[Collected data]
※ ※ ※
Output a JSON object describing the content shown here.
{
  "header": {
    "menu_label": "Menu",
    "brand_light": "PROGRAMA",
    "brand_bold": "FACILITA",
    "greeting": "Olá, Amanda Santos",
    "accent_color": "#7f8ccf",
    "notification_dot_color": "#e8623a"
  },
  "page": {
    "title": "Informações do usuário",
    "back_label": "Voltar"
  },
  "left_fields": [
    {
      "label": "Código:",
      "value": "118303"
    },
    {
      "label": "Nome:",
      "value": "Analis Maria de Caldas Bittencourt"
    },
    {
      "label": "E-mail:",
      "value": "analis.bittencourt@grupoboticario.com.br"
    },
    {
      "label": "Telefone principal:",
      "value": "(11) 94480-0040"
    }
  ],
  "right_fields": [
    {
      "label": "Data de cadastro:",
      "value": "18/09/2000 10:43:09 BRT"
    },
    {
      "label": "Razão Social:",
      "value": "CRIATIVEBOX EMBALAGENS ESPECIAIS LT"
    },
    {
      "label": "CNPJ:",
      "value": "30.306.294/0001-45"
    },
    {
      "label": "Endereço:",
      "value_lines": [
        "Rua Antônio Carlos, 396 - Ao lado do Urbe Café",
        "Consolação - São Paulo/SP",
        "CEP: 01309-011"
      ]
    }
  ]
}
※ ※ ※
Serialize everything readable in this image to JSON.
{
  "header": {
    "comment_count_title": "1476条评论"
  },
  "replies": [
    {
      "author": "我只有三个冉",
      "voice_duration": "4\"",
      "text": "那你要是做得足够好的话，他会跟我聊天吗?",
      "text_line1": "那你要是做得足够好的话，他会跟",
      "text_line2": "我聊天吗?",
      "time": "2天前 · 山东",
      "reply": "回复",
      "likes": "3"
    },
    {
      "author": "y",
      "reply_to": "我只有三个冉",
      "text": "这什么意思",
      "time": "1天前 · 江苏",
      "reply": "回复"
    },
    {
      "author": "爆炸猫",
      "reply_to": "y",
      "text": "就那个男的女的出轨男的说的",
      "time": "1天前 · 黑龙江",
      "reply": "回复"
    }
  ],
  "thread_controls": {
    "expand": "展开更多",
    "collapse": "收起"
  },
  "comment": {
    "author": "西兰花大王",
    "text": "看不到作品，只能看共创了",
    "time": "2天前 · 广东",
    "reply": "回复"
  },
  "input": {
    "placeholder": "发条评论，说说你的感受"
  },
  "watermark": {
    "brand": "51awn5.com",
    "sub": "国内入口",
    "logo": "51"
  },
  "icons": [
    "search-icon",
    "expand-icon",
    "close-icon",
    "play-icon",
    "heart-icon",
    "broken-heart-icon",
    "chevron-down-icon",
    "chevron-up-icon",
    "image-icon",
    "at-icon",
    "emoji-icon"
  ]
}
※ ※ ※
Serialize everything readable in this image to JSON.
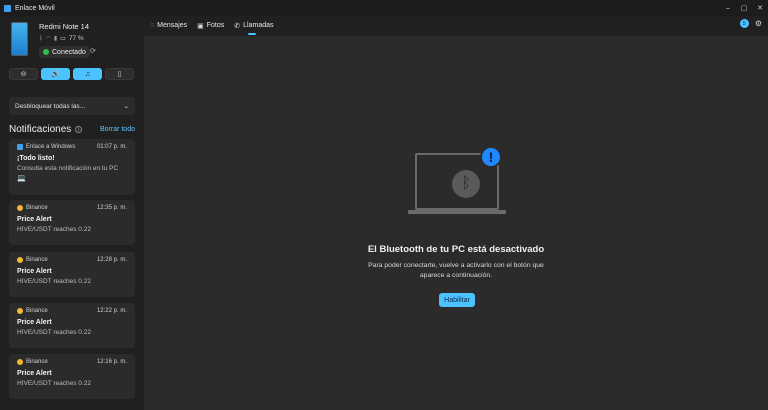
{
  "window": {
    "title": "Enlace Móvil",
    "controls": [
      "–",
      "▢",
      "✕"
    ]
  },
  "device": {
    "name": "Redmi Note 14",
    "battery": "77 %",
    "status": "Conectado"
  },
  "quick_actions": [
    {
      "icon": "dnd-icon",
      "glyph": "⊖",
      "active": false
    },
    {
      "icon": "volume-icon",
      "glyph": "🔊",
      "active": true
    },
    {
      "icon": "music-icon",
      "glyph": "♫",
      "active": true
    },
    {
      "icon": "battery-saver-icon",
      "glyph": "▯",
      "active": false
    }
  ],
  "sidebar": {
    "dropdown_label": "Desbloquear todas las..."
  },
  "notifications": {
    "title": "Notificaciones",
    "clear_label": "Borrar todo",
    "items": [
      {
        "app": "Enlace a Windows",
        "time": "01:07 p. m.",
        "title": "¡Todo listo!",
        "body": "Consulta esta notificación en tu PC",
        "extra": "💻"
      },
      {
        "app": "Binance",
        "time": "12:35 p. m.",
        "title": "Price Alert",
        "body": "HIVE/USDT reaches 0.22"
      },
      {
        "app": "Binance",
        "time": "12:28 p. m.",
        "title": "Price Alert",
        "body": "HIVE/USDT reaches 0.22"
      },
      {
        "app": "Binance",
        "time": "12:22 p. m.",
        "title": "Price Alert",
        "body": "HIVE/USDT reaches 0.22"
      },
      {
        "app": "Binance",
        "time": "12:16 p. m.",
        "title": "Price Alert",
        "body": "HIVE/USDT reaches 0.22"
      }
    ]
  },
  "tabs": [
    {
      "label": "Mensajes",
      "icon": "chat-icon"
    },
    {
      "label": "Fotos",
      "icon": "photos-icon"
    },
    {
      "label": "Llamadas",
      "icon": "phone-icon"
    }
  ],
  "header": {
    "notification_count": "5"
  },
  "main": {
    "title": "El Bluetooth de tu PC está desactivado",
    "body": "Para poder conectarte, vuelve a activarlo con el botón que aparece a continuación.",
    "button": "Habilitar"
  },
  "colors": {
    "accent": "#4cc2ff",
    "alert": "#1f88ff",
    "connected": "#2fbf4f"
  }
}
※ ※ ※
__Exercise goal__:
Exactly how many lines contain "那你要是做得足够好的话"? State the number and nothing else.

__Reply__:
2